• WRITTEN EXERCISE: Copy out the data from its very first line through the line that contains "- poem-line: A vida" with both of those lines included. Keep every character unchanged.

(Layout annotation data)

----------

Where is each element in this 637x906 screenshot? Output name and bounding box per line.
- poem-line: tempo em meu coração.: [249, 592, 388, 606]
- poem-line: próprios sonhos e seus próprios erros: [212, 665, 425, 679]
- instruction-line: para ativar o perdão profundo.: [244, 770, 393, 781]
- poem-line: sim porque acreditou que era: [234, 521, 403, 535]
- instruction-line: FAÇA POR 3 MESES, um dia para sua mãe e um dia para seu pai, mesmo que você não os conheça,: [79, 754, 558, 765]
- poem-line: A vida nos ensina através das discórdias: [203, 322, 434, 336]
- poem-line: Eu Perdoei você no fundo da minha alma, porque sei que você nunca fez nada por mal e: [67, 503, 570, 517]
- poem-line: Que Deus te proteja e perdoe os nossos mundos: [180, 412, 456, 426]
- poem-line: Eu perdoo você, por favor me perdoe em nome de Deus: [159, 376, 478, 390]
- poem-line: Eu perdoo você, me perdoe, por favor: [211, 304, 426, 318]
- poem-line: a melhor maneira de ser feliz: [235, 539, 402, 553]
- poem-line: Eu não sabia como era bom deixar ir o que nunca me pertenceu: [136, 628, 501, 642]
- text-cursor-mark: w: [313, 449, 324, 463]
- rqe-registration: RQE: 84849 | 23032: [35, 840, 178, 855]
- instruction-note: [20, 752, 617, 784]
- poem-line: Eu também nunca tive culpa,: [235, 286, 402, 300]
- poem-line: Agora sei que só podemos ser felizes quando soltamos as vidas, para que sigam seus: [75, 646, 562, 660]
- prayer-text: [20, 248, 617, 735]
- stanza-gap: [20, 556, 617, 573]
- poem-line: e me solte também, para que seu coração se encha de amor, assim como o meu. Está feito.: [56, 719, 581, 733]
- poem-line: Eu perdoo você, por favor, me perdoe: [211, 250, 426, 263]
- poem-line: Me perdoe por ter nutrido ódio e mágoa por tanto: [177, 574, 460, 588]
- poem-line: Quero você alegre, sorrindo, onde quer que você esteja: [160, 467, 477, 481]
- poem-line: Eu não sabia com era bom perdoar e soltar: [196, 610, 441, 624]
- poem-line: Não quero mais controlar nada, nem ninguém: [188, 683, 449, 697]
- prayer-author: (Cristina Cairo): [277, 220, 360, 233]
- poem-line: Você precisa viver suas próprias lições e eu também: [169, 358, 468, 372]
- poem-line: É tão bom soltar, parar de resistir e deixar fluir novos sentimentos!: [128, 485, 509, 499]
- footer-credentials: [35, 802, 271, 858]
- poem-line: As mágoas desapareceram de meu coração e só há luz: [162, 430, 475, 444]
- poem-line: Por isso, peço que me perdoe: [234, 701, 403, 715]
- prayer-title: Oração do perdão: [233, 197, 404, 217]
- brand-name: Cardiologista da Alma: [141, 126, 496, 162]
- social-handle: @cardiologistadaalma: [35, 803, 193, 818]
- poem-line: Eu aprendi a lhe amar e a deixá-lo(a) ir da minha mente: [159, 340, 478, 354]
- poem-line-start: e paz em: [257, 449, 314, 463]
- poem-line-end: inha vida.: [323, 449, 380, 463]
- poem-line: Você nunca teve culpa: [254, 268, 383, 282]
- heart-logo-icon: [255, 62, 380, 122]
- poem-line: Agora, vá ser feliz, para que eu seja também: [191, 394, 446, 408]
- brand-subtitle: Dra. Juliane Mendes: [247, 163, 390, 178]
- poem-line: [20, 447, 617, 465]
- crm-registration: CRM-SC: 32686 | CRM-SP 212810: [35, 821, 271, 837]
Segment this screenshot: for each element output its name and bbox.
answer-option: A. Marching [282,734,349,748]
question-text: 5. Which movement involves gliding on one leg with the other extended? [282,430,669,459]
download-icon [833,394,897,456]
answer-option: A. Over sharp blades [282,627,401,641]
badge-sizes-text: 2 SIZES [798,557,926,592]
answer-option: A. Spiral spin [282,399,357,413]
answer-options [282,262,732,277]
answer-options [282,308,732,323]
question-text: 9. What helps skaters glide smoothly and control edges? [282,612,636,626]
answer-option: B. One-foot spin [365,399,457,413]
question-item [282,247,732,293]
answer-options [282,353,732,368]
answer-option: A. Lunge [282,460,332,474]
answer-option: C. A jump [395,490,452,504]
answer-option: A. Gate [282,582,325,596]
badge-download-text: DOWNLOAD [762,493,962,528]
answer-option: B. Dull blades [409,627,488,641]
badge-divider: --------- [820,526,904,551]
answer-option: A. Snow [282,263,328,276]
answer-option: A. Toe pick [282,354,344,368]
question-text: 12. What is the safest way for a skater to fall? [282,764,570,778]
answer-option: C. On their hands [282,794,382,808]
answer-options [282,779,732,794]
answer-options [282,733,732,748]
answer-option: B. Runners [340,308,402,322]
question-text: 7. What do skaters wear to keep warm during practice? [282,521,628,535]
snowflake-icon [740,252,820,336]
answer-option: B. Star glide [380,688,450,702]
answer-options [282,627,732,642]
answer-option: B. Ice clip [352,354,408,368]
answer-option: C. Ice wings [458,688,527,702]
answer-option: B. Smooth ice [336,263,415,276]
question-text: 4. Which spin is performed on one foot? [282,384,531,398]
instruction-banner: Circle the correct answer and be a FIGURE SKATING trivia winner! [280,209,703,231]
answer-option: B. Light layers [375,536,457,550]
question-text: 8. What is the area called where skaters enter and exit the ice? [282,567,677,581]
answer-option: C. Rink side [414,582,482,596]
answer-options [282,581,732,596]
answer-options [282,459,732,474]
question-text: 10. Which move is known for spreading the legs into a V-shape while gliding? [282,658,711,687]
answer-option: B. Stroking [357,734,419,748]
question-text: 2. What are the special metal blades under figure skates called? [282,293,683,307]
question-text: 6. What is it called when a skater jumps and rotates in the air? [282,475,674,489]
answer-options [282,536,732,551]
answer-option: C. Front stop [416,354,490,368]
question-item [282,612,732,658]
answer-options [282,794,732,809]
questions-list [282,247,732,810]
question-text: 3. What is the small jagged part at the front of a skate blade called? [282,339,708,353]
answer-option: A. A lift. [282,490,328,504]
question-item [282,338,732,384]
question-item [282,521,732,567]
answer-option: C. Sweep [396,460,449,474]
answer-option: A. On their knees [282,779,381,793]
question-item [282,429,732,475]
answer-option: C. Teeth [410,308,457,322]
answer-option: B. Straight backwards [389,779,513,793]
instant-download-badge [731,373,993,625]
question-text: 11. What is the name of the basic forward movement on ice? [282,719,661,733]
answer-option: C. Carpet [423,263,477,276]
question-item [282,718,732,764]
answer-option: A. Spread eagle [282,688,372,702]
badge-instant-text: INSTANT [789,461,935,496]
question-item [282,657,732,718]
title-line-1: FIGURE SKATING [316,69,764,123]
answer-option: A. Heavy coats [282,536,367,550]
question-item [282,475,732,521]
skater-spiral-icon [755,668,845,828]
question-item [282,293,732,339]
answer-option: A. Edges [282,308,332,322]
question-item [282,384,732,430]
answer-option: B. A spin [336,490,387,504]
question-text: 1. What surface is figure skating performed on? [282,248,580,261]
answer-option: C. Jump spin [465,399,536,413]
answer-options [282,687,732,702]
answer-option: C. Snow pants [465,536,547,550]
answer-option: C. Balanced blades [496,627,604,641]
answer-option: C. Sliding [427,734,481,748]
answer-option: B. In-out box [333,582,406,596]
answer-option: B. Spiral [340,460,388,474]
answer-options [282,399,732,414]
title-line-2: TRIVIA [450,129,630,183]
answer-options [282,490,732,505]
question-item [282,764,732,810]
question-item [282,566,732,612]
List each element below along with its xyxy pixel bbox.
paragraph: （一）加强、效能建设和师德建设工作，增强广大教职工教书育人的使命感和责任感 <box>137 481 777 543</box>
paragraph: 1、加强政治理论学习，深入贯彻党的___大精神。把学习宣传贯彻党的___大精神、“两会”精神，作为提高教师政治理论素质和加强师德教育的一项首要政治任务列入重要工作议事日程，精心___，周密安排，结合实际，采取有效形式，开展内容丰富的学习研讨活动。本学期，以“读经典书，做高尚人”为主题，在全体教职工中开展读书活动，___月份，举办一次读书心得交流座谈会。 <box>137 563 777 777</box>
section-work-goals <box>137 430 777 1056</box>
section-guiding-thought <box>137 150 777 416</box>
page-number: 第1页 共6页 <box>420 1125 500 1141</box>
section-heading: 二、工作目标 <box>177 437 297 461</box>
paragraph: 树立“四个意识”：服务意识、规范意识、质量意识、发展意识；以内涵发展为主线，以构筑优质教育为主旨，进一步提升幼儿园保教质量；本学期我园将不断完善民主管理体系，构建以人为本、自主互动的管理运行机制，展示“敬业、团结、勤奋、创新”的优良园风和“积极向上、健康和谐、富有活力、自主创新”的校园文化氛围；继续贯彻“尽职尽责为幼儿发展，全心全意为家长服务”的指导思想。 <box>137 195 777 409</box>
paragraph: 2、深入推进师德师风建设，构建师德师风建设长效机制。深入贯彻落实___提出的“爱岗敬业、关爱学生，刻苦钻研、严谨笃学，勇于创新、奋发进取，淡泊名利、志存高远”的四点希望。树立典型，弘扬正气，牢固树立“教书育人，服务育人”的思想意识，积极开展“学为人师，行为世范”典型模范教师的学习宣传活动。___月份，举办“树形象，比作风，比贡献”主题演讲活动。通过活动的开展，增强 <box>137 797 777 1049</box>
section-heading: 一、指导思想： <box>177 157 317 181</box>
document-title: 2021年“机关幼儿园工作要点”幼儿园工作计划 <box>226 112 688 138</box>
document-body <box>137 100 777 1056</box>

----------

• SOLVED PROBLEM:
Where is each element in this 637x906 screenshot? Output name and bounding box per line.
- poem-line: tempo em meu coração.: [249, 592, 388, 606]
- poem-line: próprios sonhos e seus próprios erros: [212, 665, 425, 679]
- instruction-line: para ativar o perdão profundo.: [244, 770, 393, 781]
- poem-line: sim porque acreditou que era: [234, 521, 403, 535]
- instruction-line: FAÇA POR 3 MESES, um dia para sua mãe e um dia para seu pai, mesmo que você não os conheça,: [79, 754, 558, 765]
- poem-line: A vida nos ensina através das discórdias: [203, 322, 434, 336]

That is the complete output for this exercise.